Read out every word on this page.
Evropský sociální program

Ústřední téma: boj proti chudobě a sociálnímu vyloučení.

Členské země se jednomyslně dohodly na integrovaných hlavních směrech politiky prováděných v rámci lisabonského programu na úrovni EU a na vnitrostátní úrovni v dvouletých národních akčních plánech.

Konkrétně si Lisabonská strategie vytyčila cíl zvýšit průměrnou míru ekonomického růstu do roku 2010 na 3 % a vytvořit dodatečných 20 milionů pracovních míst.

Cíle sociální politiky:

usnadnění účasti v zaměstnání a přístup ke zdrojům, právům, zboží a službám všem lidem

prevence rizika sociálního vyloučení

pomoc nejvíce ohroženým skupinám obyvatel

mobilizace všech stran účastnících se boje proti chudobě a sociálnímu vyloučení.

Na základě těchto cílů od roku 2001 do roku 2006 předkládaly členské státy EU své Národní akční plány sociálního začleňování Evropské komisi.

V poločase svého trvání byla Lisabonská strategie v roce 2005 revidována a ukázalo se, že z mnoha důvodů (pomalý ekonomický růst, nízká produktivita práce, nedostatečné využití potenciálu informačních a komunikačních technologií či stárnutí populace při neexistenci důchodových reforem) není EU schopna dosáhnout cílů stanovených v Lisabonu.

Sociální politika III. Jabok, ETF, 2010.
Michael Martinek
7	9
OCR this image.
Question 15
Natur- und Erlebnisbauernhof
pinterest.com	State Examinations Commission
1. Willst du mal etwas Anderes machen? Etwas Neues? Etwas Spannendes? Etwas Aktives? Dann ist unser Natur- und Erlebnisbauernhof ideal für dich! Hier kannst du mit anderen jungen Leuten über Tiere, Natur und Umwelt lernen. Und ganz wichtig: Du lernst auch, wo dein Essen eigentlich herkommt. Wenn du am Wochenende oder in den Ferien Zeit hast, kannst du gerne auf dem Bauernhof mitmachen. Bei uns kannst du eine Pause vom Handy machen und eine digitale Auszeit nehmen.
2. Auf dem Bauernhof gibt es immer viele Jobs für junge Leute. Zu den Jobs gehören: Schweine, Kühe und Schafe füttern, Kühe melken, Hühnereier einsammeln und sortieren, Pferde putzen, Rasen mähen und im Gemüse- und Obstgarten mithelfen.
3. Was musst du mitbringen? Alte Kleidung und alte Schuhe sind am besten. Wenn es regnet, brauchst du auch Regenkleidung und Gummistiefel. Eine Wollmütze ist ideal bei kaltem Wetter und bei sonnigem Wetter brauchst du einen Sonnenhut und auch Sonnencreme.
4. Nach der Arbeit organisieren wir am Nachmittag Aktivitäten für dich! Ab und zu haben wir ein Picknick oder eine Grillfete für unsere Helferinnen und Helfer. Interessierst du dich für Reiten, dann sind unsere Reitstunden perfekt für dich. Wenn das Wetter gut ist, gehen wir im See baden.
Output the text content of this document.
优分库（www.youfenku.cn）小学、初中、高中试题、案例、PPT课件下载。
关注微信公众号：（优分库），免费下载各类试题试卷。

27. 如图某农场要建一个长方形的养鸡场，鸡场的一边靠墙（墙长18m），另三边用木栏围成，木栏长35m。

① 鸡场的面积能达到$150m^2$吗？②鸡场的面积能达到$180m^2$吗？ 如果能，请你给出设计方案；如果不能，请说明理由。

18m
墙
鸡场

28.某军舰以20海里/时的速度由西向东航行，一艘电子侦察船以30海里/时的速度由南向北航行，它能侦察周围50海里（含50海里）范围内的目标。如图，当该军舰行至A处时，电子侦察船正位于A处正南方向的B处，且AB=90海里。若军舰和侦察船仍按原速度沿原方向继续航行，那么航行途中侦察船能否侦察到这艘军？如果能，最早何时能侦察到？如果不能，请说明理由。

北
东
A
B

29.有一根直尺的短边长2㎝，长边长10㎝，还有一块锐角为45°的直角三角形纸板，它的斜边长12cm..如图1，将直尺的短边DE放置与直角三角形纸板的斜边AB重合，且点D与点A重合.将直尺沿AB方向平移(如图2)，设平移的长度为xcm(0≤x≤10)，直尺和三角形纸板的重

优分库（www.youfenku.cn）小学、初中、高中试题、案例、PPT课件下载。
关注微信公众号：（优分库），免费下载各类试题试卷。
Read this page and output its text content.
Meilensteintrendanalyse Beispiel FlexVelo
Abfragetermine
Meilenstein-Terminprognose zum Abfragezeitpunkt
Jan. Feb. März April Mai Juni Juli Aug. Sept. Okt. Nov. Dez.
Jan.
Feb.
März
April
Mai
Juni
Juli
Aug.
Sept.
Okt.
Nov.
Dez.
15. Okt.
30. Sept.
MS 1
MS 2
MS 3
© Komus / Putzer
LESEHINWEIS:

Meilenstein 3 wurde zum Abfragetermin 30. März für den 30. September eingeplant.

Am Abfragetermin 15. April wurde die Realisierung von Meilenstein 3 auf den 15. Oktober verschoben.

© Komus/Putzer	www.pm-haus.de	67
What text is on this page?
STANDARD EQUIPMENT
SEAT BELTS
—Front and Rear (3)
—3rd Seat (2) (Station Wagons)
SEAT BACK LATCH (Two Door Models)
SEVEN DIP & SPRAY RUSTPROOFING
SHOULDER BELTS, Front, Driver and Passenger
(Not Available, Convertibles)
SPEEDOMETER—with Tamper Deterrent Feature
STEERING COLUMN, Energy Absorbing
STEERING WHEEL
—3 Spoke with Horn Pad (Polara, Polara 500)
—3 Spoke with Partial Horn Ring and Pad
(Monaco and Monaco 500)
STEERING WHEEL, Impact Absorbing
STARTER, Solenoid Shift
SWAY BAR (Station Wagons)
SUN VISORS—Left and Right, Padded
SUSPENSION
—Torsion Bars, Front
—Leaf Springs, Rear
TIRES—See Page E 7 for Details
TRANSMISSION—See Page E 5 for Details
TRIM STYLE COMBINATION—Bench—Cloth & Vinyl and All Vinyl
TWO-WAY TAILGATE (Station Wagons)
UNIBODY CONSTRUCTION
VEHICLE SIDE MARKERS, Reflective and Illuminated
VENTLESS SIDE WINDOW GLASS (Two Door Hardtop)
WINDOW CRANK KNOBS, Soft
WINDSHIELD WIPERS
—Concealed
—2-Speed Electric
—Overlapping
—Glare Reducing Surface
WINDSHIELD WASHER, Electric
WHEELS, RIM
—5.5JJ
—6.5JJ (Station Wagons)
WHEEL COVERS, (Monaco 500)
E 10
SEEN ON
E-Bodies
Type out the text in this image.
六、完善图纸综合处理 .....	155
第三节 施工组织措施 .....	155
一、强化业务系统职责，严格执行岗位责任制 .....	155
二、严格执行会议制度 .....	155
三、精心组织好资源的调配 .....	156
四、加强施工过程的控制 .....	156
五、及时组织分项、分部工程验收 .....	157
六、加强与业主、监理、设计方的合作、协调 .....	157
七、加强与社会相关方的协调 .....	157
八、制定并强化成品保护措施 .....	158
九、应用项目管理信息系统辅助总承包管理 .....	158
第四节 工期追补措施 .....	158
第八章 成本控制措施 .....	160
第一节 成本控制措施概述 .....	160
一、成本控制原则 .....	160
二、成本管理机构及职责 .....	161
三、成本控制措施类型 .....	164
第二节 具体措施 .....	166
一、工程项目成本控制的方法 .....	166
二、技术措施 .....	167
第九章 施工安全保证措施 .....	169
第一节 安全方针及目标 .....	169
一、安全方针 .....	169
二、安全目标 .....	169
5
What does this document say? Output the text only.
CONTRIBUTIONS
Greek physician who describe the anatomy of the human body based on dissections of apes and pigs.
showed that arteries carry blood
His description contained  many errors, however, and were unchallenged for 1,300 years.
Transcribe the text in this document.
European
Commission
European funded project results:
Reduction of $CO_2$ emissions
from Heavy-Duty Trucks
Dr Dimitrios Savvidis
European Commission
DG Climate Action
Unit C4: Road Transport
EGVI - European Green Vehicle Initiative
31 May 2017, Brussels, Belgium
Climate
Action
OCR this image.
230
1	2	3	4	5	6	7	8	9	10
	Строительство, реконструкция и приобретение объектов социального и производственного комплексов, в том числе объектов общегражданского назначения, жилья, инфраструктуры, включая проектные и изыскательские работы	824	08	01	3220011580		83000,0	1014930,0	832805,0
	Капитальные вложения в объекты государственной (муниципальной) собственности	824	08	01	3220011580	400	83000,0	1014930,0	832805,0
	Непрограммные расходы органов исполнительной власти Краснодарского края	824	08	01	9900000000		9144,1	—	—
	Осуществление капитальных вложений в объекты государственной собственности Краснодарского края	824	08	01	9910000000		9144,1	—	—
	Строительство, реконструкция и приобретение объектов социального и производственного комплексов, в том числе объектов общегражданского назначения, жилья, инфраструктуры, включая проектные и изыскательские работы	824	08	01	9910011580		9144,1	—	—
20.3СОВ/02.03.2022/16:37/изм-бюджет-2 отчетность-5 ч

########

List the lines of the entries that include "sociálního".

prevence rizika sociálního vyloučení
Na základě těchto cílů od roku 2001 do roku 2006 předkládaly členské státy EU své Národní akční plány sociálního začleňování Evropské komisi.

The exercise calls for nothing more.